A block of data
++++++

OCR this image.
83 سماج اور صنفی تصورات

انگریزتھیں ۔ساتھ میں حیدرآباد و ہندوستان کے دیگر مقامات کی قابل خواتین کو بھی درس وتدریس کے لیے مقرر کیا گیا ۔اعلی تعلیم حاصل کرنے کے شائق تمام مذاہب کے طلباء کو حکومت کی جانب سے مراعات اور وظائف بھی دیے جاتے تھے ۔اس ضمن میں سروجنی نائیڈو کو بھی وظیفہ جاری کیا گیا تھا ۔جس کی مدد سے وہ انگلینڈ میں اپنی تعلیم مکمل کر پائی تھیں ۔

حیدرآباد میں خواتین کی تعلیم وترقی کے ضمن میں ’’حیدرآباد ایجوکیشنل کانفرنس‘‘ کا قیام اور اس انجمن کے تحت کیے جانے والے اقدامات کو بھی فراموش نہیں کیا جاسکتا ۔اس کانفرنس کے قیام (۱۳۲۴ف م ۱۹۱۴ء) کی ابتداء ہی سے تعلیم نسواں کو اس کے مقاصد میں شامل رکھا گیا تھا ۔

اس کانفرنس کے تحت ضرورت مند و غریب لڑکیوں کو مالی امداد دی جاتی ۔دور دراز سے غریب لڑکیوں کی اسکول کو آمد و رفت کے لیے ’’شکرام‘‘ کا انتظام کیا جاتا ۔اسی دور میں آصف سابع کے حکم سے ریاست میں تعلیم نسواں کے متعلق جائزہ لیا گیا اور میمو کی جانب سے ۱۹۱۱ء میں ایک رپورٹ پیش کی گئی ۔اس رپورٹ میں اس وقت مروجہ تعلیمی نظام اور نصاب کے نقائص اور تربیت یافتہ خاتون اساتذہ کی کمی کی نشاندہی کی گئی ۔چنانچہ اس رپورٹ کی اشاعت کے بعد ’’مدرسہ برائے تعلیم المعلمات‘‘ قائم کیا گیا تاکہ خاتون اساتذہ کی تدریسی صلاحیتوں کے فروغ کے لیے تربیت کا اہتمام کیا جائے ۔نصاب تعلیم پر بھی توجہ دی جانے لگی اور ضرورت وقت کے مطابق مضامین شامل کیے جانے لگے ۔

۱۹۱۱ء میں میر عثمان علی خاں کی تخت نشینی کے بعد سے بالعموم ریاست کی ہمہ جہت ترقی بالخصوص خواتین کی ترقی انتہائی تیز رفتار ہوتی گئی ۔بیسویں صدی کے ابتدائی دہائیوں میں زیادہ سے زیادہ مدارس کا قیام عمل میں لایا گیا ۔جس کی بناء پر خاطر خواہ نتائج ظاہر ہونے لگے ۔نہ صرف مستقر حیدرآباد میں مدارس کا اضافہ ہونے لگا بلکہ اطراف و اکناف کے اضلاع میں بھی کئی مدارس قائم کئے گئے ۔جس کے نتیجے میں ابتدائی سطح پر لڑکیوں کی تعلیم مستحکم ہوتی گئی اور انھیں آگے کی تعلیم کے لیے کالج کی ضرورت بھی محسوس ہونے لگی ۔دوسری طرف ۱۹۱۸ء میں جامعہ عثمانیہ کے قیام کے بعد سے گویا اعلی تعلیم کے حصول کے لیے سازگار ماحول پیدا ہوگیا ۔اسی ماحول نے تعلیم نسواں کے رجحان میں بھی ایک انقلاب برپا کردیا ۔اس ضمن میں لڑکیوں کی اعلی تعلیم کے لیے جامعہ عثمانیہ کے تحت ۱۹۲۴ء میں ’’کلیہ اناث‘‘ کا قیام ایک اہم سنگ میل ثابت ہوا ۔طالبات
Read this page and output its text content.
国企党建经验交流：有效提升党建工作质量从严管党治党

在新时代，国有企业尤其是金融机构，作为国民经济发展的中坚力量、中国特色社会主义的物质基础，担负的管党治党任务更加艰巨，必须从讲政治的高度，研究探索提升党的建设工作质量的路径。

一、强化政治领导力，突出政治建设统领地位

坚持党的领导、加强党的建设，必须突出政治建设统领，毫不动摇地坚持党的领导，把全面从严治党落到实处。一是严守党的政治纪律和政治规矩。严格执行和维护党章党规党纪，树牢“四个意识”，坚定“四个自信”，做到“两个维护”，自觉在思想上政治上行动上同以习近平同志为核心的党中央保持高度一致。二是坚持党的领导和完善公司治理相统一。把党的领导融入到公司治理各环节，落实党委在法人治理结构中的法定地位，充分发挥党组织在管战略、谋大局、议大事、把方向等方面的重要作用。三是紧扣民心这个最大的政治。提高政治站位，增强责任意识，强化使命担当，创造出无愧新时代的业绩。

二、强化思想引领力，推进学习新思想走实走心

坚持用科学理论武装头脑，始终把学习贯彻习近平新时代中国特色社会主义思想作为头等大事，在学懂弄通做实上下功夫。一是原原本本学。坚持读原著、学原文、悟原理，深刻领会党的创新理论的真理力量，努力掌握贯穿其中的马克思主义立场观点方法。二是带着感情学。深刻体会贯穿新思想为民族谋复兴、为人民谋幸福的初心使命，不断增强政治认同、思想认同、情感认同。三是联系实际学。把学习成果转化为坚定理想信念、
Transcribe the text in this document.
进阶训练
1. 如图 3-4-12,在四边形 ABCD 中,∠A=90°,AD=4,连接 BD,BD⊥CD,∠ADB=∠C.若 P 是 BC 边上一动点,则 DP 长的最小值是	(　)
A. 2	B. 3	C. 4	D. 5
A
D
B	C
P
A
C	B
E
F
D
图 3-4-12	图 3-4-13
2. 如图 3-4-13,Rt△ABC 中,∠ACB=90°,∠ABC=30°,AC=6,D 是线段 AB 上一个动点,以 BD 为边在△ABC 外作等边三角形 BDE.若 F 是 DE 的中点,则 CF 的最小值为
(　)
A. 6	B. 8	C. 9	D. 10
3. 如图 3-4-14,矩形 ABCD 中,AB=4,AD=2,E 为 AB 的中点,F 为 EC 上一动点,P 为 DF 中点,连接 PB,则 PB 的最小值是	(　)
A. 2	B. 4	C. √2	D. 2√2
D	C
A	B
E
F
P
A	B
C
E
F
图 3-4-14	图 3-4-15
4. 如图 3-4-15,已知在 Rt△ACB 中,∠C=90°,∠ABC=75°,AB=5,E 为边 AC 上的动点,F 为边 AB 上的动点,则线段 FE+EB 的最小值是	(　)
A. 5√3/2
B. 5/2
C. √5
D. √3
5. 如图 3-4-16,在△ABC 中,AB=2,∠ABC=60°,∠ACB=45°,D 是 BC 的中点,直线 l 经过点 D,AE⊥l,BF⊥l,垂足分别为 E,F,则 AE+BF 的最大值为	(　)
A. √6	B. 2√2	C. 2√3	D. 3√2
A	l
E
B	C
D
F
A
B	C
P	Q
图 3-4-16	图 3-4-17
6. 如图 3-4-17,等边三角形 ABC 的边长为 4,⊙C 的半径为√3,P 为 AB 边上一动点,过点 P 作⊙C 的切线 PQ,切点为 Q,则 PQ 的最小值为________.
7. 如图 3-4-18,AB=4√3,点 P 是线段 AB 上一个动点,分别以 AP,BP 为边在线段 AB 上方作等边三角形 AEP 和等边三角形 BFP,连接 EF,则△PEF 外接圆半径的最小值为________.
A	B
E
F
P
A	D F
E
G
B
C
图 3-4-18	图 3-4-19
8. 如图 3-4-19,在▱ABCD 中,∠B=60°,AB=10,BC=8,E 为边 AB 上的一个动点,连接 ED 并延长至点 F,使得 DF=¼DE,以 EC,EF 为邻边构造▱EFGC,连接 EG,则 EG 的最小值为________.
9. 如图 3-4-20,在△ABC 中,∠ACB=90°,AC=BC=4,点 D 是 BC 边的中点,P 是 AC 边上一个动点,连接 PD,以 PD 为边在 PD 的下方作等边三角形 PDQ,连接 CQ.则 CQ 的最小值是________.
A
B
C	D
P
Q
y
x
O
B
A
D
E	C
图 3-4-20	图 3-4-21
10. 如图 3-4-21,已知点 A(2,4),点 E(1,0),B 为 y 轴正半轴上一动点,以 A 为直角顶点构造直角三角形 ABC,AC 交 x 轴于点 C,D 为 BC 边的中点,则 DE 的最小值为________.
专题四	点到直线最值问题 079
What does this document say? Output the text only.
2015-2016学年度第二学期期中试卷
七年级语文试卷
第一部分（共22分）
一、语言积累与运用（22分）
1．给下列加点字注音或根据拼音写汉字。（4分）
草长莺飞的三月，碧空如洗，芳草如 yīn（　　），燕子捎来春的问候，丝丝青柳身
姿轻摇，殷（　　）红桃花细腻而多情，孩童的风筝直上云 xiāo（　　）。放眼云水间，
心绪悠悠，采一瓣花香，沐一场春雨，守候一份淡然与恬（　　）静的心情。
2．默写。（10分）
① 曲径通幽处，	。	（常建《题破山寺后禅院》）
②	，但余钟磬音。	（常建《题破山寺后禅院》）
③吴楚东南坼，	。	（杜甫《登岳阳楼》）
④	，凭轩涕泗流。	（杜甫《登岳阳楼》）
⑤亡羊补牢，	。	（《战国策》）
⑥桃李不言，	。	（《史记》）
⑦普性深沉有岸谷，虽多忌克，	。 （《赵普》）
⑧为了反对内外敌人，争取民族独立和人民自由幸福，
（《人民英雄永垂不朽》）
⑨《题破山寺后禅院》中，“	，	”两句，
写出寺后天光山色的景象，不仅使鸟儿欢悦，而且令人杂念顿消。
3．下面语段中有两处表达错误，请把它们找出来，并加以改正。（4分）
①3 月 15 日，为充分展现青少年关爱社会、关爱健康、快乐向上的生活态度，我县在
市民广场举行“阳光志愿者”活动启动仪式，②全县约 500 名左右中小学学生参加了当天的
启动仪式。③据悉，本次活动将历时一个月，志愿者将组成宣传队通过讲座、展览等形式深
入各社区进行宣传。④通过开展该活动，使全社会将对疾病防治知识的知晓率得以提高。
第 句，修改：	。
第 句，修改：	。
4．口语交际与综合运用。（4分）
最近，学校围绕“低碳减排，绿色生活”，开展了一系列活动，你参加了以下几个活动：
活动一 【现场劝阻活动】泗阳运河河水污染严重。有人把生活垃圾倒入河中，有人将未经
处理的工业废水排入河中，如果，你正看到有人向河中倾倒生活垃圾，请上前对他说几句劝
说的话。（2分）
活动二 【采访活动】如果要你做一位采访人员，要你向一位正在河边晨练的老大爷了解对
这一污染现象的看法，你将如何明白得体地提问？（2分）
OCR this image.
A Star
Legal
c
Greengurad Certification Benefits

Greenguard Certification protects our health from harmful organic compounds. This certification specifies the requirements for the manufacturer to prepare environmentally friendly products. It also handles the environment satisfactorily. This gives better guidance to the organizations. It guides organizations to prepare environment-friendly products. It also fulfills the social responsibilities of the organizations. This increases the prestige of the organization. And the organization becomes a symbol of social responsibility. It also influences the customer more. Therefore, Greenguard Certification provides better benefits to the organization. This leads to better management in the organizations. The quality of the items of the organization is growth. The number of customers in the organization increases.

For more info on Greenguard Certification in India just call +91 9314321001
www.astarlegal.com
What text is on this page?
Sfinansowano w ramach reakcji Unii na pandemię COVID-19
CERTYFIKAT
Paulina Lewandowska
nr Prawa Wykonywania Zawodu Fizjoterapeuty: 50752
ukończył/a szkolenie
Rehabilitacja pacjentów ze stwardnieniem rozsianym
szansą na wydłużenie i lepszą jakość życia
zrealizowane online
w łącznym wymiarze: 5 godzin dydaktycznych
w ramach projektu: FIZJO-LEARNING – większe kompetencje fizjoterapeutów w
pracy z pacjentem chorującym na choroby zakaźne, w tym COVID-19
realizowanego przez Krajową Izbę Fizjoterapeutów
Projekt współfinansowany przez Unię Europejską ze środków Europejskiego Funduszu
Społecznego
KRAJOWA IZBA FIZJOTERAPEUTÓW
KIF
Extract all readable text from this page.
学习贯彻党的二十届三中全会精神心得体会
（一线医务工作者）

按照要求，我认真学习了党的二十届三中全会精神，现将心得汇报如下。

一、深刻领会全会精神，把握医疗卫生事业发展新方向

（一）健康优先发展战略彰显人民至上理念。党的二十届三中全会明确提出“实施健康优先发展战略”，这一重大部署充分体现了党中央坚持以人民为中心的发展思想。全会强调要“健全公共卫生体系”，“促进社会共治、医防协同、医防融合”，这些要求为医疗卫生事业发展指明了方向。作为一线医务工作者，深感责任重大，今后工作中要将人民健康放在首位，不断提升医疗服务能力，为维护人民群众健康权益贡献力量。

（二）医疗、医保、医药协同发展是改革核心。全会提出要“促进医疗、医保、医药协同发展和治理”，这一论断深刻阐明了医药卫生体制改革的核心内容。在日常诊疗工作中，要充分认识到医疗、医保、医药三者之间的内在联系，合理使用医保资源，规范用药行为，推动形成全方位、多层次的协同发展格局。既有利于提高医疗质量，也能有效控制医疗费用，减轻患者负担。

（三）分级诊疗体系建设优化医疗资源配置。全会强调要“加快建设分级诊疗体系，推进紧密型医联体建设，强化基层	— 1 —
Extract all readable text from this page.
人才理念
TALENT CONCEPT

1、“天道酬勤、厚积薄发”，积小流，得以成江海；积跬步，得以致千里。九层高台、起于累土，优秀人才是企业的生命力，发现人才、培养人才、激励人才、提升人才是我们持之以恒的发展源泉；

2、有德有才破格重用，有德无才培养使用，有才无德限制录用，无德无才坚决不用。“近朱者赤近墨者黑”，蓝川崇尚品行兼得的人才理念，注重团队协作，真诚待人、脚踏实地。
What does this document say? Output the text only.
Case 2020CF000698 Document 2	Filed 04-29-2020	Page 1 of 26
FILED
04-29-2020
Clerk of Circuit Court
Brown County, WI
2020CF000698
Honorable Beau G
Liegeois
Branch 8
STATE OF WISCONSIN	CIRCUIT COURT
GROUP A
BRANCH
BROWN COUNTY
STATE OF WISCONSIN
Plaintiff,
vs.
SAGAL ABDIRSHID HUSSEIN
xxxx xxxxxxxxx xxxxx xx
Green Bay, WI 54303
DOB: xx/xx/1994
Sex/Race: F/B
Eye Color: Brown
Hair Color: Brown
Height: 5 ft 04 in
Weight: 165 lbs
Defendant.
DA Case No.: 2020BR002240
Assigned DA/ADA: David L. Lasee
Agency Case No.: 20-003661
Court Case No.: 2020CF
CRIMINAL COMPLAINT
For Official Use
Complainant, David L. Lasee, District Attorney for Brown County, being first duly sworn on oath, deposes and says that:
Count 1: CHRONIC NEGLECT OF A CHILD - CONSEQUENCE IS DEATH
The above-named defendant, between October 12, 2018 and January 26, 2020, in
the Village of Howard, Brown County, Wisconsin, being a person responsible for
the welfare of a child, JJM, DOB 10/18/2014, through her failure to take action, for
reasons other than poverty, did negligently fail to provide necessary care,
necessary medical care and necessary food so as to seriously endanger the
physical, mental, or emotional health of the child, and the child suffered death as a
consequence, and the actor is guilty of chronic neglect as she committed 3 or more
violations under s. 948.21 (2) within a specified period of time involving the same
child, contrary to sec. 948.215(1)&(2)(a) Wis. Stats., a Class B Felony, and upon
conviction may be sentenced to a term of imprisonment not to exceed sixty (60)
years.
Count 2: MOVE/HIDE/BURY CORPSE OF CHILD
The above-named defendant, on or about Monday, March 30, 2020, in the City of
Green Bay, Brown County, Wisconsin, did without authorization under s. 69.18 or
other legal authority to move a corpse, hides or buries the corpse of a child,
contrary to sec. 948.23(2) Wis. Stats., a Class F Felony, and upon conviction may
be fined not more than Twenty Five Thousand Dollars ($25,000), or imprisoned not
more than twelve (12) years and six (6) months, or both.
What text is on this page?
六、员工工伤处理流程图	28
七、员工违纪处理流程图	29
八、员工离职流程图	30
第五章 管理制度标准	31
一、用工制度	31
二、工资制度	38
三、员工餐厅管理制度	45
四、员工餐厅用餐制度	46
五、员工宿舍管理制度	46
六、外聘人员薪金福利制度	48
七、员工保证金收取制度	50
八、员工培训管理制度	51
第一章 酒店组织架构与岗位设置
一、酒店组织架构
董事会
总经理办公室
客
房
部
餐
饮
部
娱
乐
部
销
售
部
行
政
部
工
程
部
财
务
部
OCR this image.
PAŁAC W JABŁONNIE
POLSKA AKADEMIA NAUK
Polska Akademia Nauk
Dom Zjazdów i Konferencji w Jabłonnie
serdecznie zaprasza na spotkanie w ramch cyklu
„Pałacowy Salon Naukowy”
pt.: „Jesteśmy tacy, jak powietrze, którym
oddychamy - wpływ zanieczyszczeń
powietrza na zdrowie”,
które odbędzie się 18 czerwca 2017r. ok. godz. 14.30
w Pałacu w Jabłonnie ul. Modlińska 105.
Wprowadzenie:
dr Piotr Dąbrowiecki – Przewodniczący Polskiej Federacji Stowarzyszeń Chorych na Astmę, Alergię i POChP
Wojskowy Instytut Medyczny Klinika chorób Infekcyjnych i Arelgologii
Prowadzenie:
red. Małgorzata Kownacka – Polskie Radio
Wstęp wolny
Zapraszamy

++++++

### [Directive]
Provide the number of lines in the data above that contain the string "边上一动点", and nothing else.

### [Final result]
2